#### OBJECTIVE
Take every line from the listing below that includes "chan" and copy it.
*** PROVIDED ENTRIES ***
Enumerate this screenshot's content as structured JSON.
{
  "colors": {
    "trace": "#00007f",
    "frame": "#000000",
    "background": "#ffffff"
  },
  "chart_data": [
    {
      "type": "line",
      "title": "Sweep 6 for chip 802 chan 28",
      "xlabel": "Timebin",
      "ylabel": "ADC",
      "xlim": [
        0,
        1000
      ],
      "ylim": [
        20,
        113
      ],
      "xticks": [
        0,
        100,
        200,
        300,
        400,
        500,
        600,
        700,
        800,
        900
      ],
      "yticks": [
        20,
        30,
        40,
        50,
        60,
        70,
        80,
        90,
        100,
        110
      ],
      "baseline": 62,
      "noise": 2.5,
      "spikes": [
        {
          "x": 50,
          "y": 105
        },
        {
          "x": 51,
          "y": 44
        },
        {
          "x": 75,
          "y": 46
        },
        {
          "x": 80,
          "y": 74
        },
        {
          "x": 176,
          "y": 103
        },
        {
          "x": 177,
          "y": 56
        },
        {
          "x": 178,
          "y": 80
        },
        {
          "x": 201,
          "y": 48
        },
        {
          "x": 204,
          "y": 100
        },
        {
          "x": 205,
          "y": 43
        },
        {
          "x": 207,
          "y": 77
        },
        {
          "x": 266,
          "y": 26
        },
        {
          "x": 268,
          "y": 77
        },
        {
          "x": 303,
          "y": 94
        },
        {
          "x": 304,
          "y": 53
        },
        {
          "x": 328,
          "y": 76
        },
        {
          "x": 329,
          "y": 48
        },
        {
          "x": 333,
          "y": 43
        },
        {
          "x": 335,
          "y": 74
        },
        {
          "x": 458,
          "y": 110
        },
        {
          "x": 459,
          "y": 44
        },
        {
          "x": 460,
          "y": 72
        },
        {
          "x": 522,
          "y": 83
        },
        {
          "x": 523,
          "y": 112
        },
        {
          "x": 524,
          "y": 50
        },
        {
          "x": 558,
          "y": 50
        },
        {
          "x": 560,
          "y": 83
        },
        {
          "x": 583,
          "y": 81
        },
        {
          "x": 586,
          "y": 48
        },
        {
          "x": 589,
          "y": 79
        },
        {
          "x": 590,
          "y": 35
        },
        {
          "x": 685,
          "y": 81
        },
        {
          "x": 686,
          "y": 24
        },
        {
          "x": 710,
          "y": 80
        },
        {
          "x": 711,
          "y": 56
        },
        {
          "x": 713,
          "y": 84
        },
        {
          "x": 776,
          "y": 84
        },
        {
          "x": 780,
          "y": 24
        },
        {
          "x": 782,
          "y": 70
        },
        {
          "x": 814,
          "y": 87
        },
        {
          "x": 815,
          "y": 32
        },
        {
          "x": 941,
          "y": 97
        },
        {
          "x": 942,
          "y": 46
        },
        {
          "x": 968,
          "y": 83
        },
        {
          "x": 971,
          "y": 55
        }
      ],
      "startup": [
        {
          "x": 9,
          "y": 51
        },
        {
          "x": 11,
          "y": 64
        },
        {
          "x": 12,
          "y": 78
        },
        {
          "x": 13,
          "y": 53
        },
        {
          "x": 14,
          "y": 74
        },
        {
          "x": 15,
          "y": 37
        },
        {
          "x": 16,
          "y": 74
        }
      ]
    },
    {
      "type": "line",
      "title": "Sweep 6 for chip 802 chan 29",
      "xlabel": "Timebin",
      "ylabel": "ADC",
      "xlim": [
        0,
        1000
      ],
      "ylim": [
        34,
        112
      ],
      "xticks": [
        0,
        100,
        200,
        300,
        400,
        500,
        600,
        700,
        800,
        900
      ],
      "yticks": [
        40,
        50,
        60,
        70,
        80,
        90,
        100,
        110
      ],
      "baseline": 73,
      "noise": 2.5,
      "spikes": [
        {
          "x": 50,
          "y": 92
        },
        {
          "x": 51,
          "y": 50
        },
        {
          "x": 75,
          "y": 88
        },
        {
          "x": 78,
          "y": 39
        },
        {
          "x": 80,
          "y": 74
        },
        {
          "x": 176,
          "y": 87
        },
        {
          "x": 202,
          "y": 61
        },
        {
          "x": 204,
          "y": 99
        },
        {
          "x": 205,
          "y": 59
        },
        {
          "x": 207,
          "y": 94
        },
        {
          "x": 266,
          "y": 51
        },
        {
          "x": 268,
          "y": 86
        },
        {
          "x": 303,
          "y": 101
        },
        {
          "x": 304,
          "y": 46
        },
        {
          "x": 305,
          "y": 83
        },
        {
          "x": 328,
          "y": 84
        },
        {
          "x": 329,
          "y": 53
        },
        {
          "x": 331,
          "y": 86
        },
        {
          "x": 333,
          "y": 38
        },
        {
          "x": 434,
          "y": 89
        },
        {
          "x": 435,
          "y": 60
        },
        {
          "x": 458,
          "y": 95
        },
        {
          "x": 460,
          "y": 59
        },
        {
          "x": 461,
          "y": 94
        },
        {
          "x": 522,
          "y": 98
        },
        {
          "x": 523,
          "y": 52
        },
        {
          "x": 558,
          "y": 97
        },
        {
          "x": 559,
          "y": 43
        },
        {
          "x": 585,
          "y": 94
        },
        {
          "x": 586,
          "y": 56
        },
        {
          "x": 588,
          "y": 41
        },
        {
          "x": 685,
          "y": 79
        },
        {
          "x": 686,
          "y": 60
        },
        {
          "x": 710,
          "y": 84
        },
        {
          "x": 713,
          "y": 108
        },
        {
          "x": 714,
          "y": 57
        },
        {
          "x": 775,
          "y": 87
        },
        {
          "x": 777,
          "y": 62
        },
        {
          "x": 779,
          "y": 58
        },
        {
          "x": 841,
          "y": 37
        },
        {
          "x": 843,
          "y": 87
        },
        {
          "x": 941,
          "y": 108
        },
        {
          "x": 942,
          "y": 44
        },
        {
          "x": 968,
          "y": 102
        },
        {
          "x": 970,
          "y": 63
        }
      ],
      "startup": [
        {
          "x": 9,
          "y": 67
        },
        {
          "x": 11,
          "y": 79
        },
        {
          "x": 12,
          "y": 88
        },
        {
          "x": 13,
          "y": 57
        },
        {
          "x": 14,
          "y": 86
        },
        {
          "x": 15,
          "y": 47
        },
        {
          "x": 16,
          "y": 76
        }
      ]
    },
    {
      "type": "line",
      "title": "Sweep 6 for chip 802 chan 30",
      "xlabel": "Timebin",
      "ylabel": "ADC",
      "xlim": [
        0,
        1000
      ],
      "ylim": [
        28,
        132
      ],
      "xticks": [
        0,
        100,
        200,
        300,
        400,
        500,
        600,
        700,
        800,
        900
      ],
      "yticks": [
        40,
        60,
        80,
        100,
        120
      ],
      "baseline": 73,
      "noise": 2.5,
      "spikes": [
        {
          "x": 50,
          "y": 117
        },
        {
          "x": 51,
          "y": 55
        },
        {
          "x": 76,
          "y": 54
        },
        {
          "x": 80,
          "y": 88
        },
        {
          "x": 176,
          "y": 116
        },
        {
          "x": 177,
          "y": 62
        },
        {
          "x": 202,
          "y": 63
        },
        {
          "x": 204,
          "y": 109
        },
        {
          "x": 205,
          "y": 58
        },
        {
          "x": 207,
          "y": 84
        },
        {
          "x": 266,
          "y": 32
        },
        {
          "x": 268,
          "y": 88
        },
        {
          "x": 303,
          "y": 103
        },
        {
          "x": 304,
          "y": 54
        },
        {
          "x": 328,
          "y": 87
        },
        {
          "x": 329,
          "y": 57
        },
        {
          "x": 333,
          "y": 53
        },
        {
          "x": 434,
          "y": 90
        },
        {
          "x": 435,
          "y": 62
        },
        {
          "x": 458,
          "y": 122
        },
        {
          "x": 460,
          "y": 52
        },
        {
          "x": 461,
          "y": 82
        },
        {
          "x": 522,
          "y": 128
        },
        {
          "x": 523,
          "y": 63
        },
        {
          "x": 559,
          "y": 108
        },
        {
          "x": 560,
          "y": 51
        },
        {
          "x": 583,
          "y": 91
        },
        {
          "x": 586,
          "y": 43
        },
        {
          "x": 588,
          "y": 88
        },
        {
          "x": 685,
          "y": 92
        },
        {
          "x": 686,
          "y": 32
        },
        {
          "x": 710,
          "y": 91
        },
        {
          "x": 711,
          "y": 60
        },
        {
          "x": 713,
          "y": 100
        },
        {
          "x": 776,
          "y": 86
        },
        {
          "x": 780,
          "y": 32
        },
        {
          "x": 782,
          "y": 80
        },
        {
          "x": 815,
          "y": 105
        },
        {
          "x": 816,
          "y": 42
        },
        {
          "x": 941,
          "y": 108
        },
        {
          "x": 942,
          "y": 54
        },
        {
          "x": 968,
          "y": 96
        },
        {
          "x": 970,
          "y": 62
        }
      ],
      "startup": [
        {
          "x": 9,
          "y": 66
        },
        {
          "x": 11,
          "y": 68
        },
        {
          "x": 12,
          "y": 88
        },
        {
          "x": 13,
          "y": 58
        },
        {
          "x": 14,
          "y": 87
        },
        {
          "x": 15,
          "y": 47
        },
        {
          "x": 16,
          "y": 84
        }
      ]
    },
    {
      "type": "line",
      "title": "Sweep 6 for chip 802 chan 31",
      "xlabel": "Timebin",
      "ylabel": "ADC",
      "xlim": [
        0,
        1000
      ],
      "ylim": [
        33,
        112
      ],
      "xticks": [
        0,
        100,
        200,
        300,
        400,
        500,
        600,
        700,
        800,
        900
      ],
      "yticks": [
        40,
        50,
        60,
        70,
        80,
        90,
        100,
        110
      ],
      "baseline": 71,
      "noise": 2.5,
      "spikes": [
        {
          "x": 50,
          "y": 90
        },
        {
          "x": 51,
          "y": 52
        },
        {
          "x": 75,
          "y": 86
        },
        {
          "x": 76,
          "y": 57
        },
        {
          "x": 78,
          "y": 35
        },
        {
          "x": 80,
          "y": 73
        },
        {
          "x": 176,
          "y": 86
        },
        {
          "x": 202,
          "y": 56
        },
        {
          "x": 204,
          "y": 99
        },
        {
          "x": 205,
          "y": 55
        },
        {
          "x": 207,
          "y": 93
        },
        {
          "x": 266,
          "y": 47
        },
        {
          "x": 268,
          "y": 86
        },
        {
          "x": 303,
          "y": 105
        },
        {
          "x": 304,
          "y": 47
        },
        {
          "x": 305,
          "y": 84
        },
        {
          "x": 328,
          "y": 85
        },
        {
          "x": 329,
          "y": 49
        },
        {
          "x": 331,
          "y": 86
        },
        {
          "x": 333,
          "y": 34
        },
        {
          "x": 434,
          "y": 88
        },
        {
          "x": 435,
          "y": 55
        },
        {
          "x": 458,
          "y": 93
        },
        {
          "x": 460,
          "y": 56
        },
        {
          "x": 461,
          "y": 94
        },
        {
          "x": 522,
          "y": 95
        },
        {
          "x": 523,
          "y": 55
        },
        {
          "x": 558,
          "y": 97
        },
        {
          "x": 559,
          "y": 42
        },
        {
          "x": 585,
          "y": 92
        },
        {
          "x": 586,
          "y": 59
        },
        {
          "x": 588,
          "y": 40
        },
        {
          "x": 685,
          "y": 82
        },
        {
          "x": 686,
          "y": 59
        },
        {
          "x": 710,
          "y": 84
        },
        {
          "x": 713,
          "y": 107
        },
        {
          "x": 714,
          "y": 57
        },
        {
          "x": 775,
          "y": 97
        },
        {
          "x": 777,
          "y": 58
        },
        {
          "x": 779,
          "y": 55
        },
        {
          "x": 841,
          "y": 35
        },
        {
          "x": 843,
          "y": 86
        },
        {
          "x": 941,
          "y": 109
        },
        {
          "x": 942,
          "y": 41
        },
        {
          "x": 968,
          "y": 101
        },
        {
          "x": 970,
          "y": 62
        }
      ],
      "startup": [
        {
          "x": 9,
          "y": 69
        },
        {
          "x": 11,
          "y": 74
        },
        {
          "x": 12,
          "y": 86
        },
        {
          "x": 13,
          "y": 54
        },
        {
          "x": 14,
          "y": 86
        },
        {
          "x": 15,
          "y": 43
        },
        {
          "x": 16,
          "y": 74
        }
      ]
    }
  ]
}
***
#### RESULT
      "title": "Sweep 6 for chip 802 chan 28",
      "title": "Sweep 6 for chip 802 chan 29",
      "title": "Sweep 6 for chip 802 chan 30",
      "title": "Sweep 6 for chip 802 chan 31",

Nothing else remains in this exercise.